══ EXERCISE INPUTS ══

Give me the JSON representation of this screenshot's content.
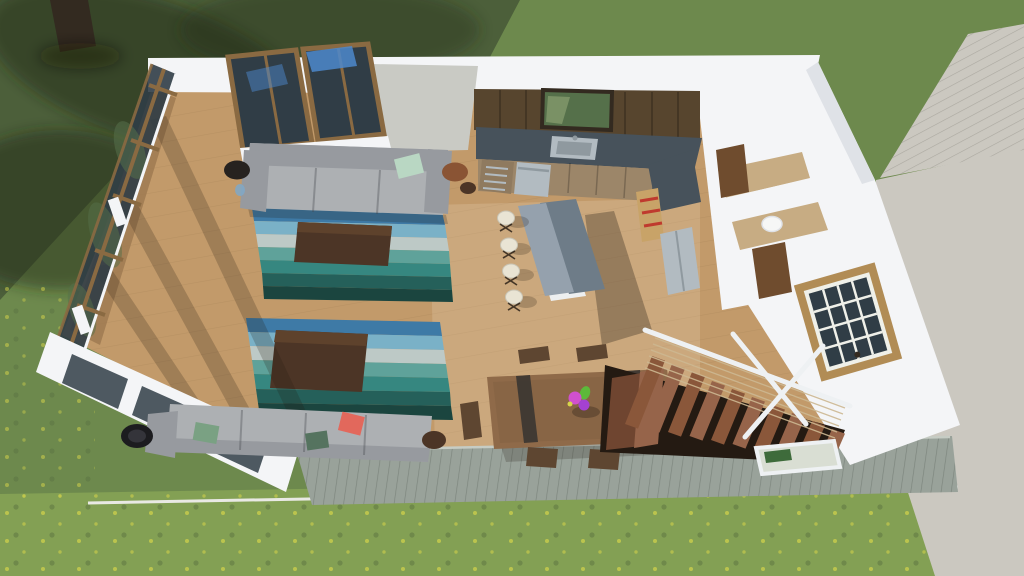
{
  "meta": {
    "title": "Aerial dollhouse cutaway 3D rendering of a modern open-plan house: living room with glass window wall, striped teal rugs, gray sofas, kitchen with island and bar stools, dining table with flowers, exterior wood stairs to a gray deck, lawn with tree shadows and concrete patio"
  },
  "palette": {
    "wall_bright": "#f4f5f7",
    "wall_face": "#c9cac4",
    "wall_shade": "#dfe2e7",
    "glass_dark": "#303d46",
    "glass_green": "#55704a",
    "sky_blue": "#4c88cc",
    "frame_wood": "#8a6a42",
    "window_tan": "#b18c55",
    "window_grid": "#eff0e9",
    "floor_wood": "#c29a6a",
    "floor_dark": "#9c7850",
    "floor_line": "rgba(110,80,45,0.22)",
    "floor_sun": "rgba(255,245,225,0.16)",
    "fence_wood": "#99a29a",
    "fence_line": "rgba(90,100,90,0.45)",
    "fence_light": "#c6ccc4",
    "curb": "#e9e9e4",
    "grass_mid": "#6d894d",
    "grass_dark": "#4c5f3a",
    "grass_bright": "#83a054",
    "flower_yellow": "#d6d54a",
    "canopy_shadow": "rgba(30,42,24,0.5)",
    "trunk": "#332a20",
    "concrete": "#cbc8c0",
    "deck_line": "rgba(150,147,138,0.6)",
    "sofa_gray": "#adb0b3",
    "sofa_shade": "#979a9f",
    "sofa_line": "rgba(70,72,78,0.35)",
    "pillow_mint": "#b9d7c3",
    "pillow_sage": "#7aa183",
    "pillow_green": "#55735f",
    "pillow_coral": "#e2685c",
    "table_black": "#26221f",
    "table_copper": "#8a5434",
    "chair_black": "#1c1c1f",
    "vase_blue": "#7fa8c8",
    "rug_blue": "#3e7aa6",
    "rug_skyblue": "#7ab1c7",
    "rug_pale": "#bdc9c6",
    "rug_teal": "#5fa29a",
    "rug_green": "#368780",
    "rug_deep": "#25605a",
    "rug_dark": "#1b453f",
    "ctable_wood": "#4c3526",
    "ctable_top": "#5e422c",
    "cab_dark": "#57452e",
    "cab_taupe": "#9c8669",
    "counter_slate": "#47525b",
    "island_light": "#95a1ad",
    "island_dark": "#6e7c88",
    "island_base": "#edeff0",
    "stool_cream": "#e9e4d4",
    "steel": "#b2bbc1",
    "steel_dark": "#8f999f",
    "red_accent": "#bf3a2e",
    "shelf_tan": "#c8a368",
    "door_brown": "#6f4c2e",
    "bath_floor": "#c7ac83",
    "toilet_white": "#f6f7f6",
    "dtable_wood": "#8f6a49",
    "dtable_stripe": "#3a3531",
    "dchair_wood": "#5e4631",
    "dchair_seat": "#7a5b3e",
    "flower_pink": "#d050ce",
    "flower_purple": "#a441d2",
    "flower_stem": "#5cb93a",
    "tread_wood": "#8a573a",
    "tread_alt": "#96644a",
    "tread_dark": "#6f4530",
    "stair_void": "#241a12",
    "rail_white": "#eef1f3",
    "cable_tan": "#cdb892",
    "landing_pane": "#d9ded3",
    "planter_green": "#3e6b3b",
    "shadow_soft": "rgba(35,28,20,0.22)",
    "shadow_mid": "rgba(30,24,16,0.3)",
    "shadow_strong": "rgba(22,17,11,0.42)"
  },
  "scene": {
    "environment": [
      "lawn with tree canopy shadows",
      "tree trunk",
      "yellow wildflowers in sunlit grass",
      "concrete patio and path (right)",
      "weathered gray deck boards (bottom)"
    ],
    "rooms": [
      "living room",
      "kitchen",
      "hallway with bathroom",
      "side room with paned window",
      "dining area",
      "exterior stair to deck"
    ],
    "furniture": [
      "gray three-seat sofa with mint pillow",
      "two striped teal patchwork rugs",
      "two dark wood coffee tables",
      "gray sectional sofa with sage and coral pillows",
      "black round lounge chair",
      "round side tables",
      "kitchen cabinets and slate counter",
      "sink and dishwasher",
      "refrigerator",
      "red-accent pantry shelf",
      "two-tier kitchen island",
      "four cream bar stools",
      "wood dining table with flower centerpiece",
      "five dining chairs",
      "open-riser wood staircase with cable railing",
      "white stair rails",
      "deck planter"
    ]
  }
}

═══

SET PROBLEM: Show each line of the data that contains the string "tables".

REPLY TO THE EXERCISE:
      "two dark wood coffee tables",
      "round side tables",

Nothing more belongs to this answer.